| Source extract |
◇ ◇ ◇

Wednesday, October 19, 2016

In Which We See All Kinds of Fall

Fall! What a great season to be a bicycle rider.

On Tuesday, following the final day of work before break, I swung by Cedar Lake on the Cedar River Trail, and there saw more majestic water birds ready for their commute south. I've seen pelicans and egrets before, but not often at the same time.

Then today, first day of break, I rode probably 30 miles--riding to the gym in the morning, taking an afternoon ride with my grandson on the Boyson Trail and then a longer ride a few miles north on the Cedar Valley Nature Trail. Not sure of total miles--I logged 21 on Argent's computer, but also rode Clarence on several rides today, and I don't have a computer on Clarence. Anyway, the rest of this post is just a photo gallery of some of the cool stuff I saw while riding my bikes during this gorgeous fall week:

Sunrise Tuesday morning, getting ready to cross Collins Road on F Avenue.

Pelican (and egret at right) at Cedar Lake, Tuesday early evening.

Zooming in on pelican. Note egret in background.

Egret takes a stroll on Cedar Lake.

I think he's posing for a photo. Egret reflections.

Wednesday late afternoon ride--milkweed behind commercial development at corner of C Avenue and Boyson Road.

It's 5:30. I'm only 3 1/2 miles north of Hiawatha trailhead, but decide I have to head home to make supper for self, daughter and grandson. Argent in setting sun parked by Cedar River Trail at turn-around point.

Sumac along trail back lit by setting sun.

I just crossed Robins Road, looking west from the bend the trail takes there. Final view of sky as setting sun and clouds makes spotlight effects.

Thursday, October 13, 2016

In Which We Think of Hitchcock Films

The crow in the corner calls the morning bird meeting to order.
See the power lines, which I photographed on a cool, cloudy Wednesday morning during my bicycle ride to Mount Mercy University. This is on Eastern Avenue.

◇ ◇ ◇

| Given records |
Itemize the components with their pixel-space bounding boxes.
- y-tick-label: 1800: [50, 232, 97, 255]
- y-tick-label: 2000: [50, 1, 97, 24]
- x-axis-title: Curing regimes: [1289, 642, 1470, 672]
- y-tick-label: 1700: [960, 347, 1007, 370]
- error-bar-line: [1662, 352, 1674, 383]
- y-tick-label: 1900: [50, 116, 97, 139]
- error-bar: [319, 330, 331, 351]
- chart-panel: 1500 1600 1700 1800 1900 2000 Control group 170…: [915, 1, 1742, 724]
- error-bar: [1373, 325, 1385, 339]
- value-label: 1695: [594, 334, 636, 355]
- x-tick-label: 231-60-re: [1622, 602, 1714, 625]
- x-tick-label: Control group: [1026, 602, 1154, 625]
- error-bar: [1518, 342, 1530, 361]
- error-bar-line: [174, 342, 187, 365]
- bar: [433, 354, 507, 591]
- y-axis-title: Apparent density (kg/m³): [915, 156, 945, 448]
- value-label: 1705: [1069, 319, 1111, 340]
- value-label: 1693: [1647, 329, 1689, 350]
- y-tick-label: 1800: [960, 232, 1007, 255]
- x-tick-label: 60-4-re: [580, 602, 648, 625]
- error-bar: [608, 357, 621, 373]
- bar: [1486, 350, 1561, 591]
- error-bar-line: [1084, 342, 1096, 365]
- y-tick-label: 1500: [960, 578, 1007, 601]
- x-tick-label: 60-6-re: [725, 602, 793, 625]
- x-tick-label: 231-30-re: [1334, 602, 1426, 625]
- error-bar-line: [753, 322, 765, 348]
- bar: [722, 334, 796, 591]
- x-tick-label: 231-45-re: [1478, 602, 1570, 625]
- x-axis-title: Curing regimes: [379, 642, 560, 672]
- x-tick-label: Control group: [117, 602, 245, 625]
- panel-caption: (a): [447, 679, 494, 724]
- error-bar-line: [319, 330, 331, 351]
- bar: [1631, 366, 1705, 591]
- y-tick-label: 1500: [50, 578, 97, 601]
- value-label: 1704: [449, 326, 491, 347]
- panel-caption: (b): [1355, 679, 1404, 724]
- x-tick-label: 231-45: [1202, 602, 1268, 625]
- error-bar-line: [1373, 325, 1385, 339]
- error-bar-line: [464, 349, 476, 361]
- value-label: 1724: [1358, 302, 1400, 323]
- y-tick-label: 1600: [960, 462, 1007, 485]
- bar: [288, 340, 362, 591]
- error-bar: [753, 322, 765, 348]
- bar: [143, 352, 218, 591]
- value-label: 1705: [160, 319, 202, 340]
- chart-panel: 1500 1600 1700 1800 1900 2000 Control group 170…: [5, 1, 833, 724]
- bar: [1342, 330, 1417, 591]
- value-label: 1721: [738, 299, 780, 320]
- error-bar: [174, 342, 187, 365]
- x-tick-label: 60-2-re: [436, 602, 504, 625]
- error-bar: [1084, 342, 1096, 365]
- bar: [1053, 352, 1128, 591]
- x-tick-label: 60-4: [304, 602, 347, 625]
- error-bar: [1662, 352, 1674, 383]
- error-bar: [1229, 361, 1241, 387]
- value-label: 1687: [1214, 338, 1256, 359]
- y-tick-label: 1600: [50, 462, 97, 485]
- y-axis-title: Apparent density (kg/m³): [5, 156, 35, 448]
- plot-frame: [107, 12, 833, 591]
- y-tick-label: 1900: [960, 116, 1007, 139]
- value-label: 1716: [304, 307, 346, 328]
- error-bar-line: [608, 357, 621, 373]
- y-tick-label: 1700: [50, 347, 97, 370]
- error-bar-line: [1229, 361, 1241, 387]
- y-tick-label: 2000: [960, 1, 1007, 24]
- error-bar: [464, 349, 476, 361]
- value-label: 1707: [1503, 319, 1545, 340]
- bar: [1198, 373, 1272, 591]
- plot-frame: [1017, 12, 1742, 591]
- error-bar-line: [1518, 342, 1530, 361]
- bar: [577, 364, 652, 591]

◇ ◇ ◇

| Aim of the task |
Reproduce the passage of the fall cycling blog post between "Fall! What a" and "the same time.", inclusive. You can set the records aside; nothing here depends on them.

| Result of the task |
Fall! What a great season to be a bicycle rider.

On Tuesday, following the final day of work before break, I swung by Cedar Lake on the Cedar River Trail, and there saw more majestic water birds ready for their commute south. I've seen pelicans and egrets before, but not often at the same time.